**Texte à lire**.
....

M. Mast de Vries donne lecture du procès-verbal de la séance d’avant-hier, dont la rédaction est adoptée.
M. Lejeune fait connaître l’analyse des pétitions suivantes :
« La chambre de commerce de la ville d’Ypres adresse des observations contre la concession du canal de l’Espierre. »
« Même pétition du conseil communal de la ville d’Ypres. »
- Renvoi à la section centrale du budget des travaux publics.
« Les débitants en détail de boissons distillées de la ville de Lierre demandent l’abrogation de la loi du 18 mars 1838. »
Dépôt au bureau des renseignements.
« La régence et des habitants de Tronchiennes demandent le maintien de la section actuelle du chemin de fer entre Gand et Bruges. »
- Renvoi à M. le ministre des travaux publics.
« Le conseil communal de Stabroek, demande qu’il soit porté au budget de 1840 une somme destinée à acquitter les prestations militaires de cette commune à l’armée française en 1832. »

....

**Données disponibles**.

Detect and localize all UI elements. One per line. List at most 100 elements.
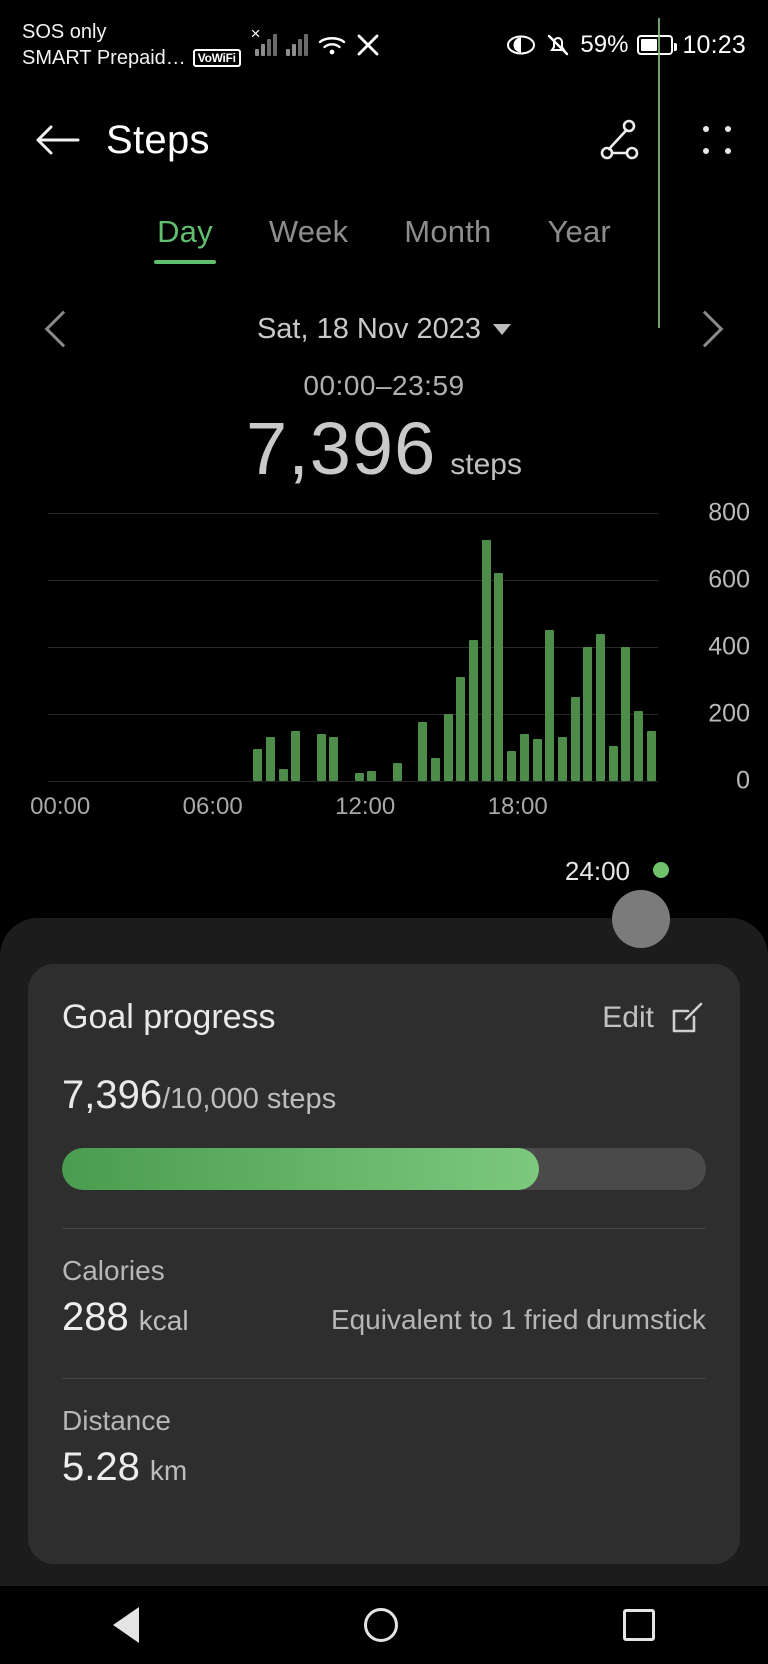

....

**Exercices à faire**.
1: Répondez aux questions suivantes d'après le compte rendu de séance.
(a) Qui donne lecture du procès-verbal de la séance d'avant-hier ?
(b) De quelle loi les débitants en détail de boissons distillées de la ville de Lierre demandent-ils l'abrogation ?
(c) À qui est renvoyée la pétition de la régence et des habitants de Tronchiennes ?
2: Poursuivez le compte rendu de séance après la dernière pétition citée.

**Réponses dans l'ordre**.
1:
(a) M. Mast de Vries.
(b) De la loi du 18 mars 1838.
(c) À M. le ministre des travaux publics.

2:
- Renvoi à la commission des pétitions.
« Les sieurs Roelant et Degraeve, à Gand, demandent qu’il soit pris des mesures pour leur assurer le paiement de la pension à laquelle ils ont droit comme membres de la légion d’honneur. »
- Renvoi à la commission des pétitions.
M. Zoude, rapporteur de la commission des pétitions – La chambre, dans une de ses précédentes séances, a demandé un prompt rapport sur la pétition de la ville de Saint-Hubert, et pour vous faire apprécier l’importance de la demande qui vous est faite, je vous prierai, messieurs, de me permettre de vous retracer la série des événements dont cette ville a été le jouet et dont elle est maintenant la victime.
La ville de Saint-Hubert, célèbre dans l’univers chrétien, remarquable par la beauté de son temps, l’un des plus magnifiques que la Belgique possède, cette ville vécut dans une certaine aisance aussi longtemps, qu’elle fut soutenue par son abbaye, l’une des plus riches du pays.
Lors de la conquête de la Belgique par la France, Saint-Hubert fut le chef-lieu provisoire de la province, et successivement celui d’un arrondissement administratif et judiciaire.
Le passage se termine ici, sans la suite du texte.